> [Short task]: Extend the passage on litigation funding in the Cayman Islands, writing on from its final sentence.

> [Excerpt to read]:
· · · · ·

Common law rules dating from medieval England outlawing what are known as champerty and maintenance are still in effect in the Cayman Islands. They criminalize and render unenforceable arrangements whereby third parties provide funding for litigation without sufficient justification in the eyes of the law. In their undiluted form, these rules do not allow plaintiffs’ lawyers to act on a “no win no fee” basis, preventing plaintiffs from protecting themselves against losing by agreeing to pay their lawyers only if damages are recovered and only out of what is recovered. They also create uncertainty over the enforceability of agreements between plaintiffs and third parties who agree to advance funding for litigation in return for a reward if the litigation succeeds.

The Cayman Islands court has gradually diluted these rules, such that two types of litigation funding arrangement are now available to fund litigation in the Cayman Islands.

Conditional fee arrangements (CFAs)

Under a CFA, lawyers agree to undertake litigation but only to recover their fees (or a deferred portion in a partial CFA) if successful. The courts have allowed that a success fee “uplift” may be charged on any deferred fees, but this is capped by reference to the prospects of success and capped at 100 percent of normal rates (i.e. if successful the lawyer gets paid the deferred fees and a success fee up to 100 percent of those fees as well). The caps have in practice meant that CFAs have not become more regularly used. In addition it is not clear whether any of the cost of the CFA to the plaintiff can be recovered from a defendant that loses (in the normal case a plaintiff will recover a substantial portion of its legal fees from an unsuccessful defendant). CFAs in their currently permitted form do not appear to be considered commercially attractive and have not become prevalent in the Cayman Islands.

· · · · ·

> [Supplied information]:

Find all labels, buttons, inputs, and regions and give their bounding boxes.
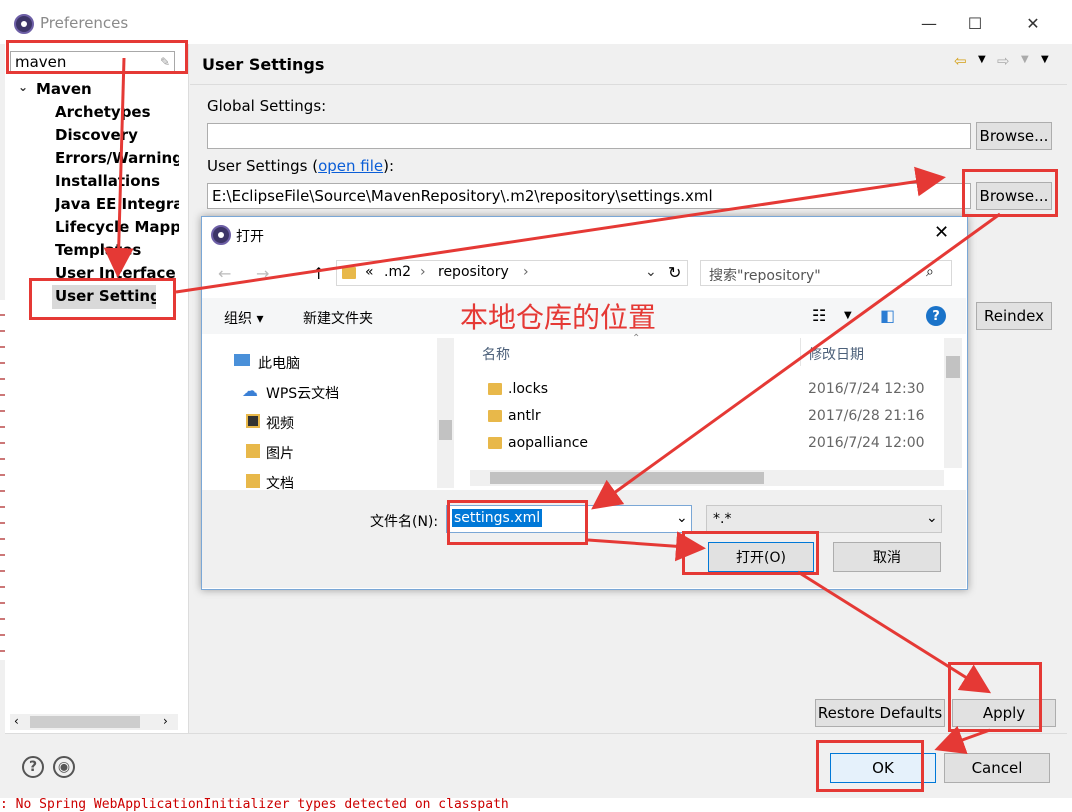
arrow-user-settings-to-browse	[175, 166, 946, 294]
arrow-filter-to-user-settings	[103, 57, 134, 278]
arrow-browse-to-filename	[591, 212, 1001, 510]
arrow-filename-to-open	[587, 531, 706, 562]
annotation-arrows	[103, 57, 1001, 754]
arrow-apply-to-ok	[934, 725, 991, 754]
arrow-open-to-apply	[797, 570, 992, 694]
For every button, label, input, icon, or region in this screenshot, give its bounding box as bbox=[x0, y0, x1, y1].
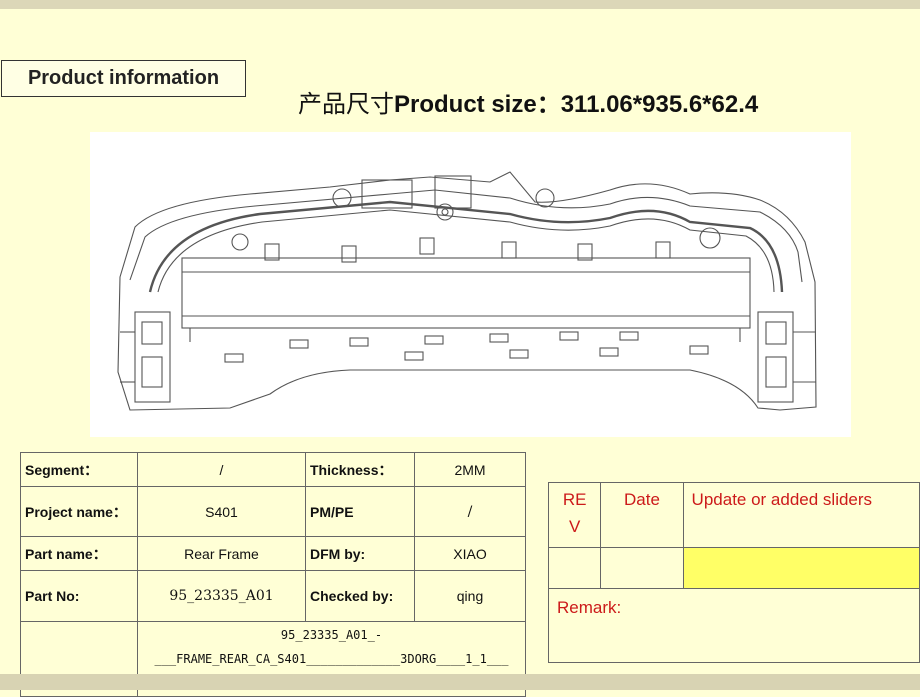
table-row: Part name： Rear Frame DFM by: XIAO bbox=[20, 536, 526, 571]
product-size-title: 产品尺寸Product size：311.06*935.6*62.4 bbox=[298, 84, 758, 119]
segment-value: / bbox=[137, 452, 306, 487]
date-header: Date bbox=[600, 482, 684, 548]
top-accent-bar bbox=[0, 0, 920, 9]
checked-by-value: qing bbox=[414, 570, 526, 622]
project-name-value: S401 bbox=[137, 486, 306, 537]
product-size-cn: 产品尺寸 bbox=[298, 90, 394, 118]
table-row: Segment： / Thickness： 2MM bbox=[20, 452, 526, 487]
revision-table: RE V Date Update or added sliders Remark… bbox=[547, 482, 920, 663]
thickness-label: Thickness： bbox=[305, 452, 415, 487]
pmpe-value: / bbox=[414, 486, 526, 537]
part-no-label: Part No: bbox=[20, 570, 138, 622]
rev3d-line-2: ___FRAME_REAR_CA_S401_____________3DORG_… bbox=[154, 652, 509, 666]
dfm-label: DFM by: bbox=[305, 536, 415, 571]
update-header: Update or added sliders bbox=[682, 482, 920, 548]
table-row: Project name： S401 PM/PE / bbox=[20, 486, 526, 537]
bottom-accent-bar bbox=[0, 674, 920, 690]
rear-frame-technical-drawing-icon bbox=[117, 171, 817, 411]
remark-label: Remark: bbox=[557, 598, 622, 617]
rev3d-line-1: 95_23335_A01_- bbox=[280, 628, 383, 642]
table-row: RE V Date Update or added sliders bbox=[547, 482, 920, 548]
section-label: Product information bbox=[1, 60, 246, 97]
segment-label: Segment： bbox=[20, 452, 138, 487]
pmpe-label: PM/PE bbox=[305, 486, 415, 537]
dfm-value: XIAO bbox=[414, 536, 526, 571]
update-cell bbox=[682, 547, 920, 589]
table-row: Remark: bbox=[548, 588, 920, 663]
product-size-en: Product size：311.06*935.6*62.4 bbox=[394, 91, 759, 118]
rev-cell bbox=[547, 547, 602, 589]
thickness-value: 2MM bbox=[414, 452, 526, 487]
part-name-value: Rear Frame bbox=[137, 536, 306, 571]
part-no-value: 95_23335_A01 bbox=[137, 570, 306, 622]
date-cell bbox=[600, 547, 684, 589]
part-name-label: Part name： bbox=[20, 536, 138, 571]
remark-cell: Remark: bbox=[548, 588, 920, 663]
checked-by-label: Checked by: bbox=[305, 570, 415, 622]
project-name-label: Project name： bbox=[20, 486, 138, 537]
rev-header: RE V bbox=[547, 482, 602, 548]
rear-frame-drawing bbox=[90, 132, 851, 437]
product-info-table: Segment： / Thickness： 2MM Project name： … bbox=[20, 452, 526, 697]
table-row: Part No: 95_23335_A01 Checked by: qing bbox=[20, 570, 526, 622]
table-row bbox=[547, 547, 920, 589]
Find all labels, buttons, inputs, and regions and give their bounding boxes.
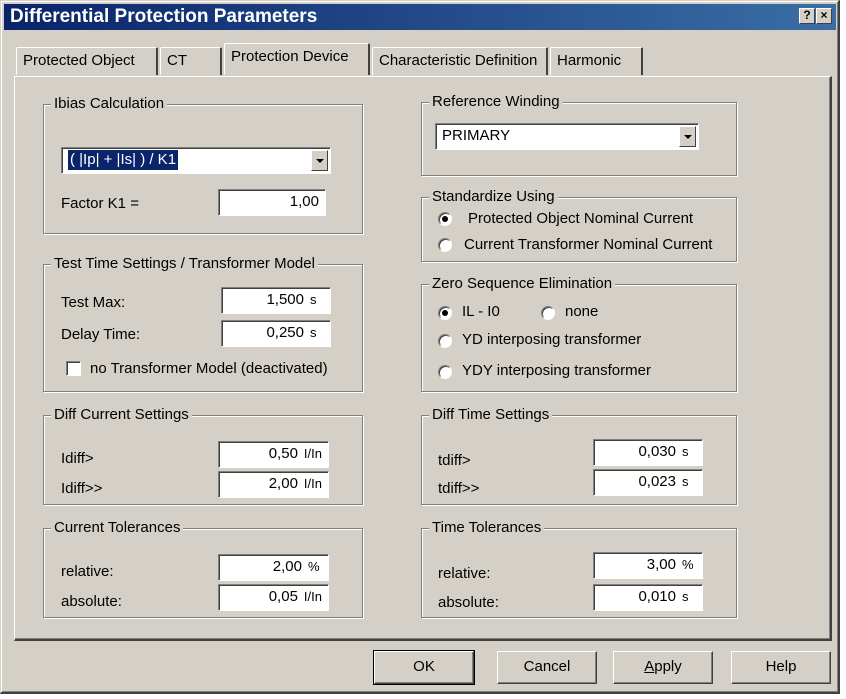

· · · · ·

> [Answer to the problem]:
Litigation funding by third parties

This involves a related or third party funder advancing funding to the plaintiff in return for an assignment of the proceeds of the litigation. These arrangements are generally commercially expensive (one to three times funding and a percentage of net returns are fairly standard) but often represent the only option for an impecunious litigant in the Cayman Islands.

So called “contingency fees” are not permitted for litigation in the Cayman Islands. A contingency fee arrangement is where a lawyer agrees that their fee will be a percentage (often 25 to 35 percent) of damages, rather than chargeable on an hourly rate. These are forbidden for litigation in the Cayman Islands.

Under current arrangements, third party litigation funding is probably the least unattractive form of alternative fee arrangement available in the Cayman Islands. It is often perceived as expensive and it is still prima facie unlawful. Litigation funding agreements can only be enforced if the court deems that the terms on which they are offered are acceptable and do not offend against the laws of maintenance and champerty. Funders want certainty that their returns are enforceable before providing substantial funding.

This situation resulted in the artificial procedural construct used in A Company v a Funder: the plaintiff company commenced proceedings against its funder (a third party litigation funder) to obtain a declaration that the funding arrangement was valid. In setting out guidelines for agreements by which pecunious plaintiffs may access litigation funding, the court has taken an important decision about a complex issue of public policy in Cayman, without consultation of the legislative.

A further disadvantage of litigation funding agreements is that the substantial cost of the agreement may prove difficult or impossible for the plaintiff to recover from the defendant.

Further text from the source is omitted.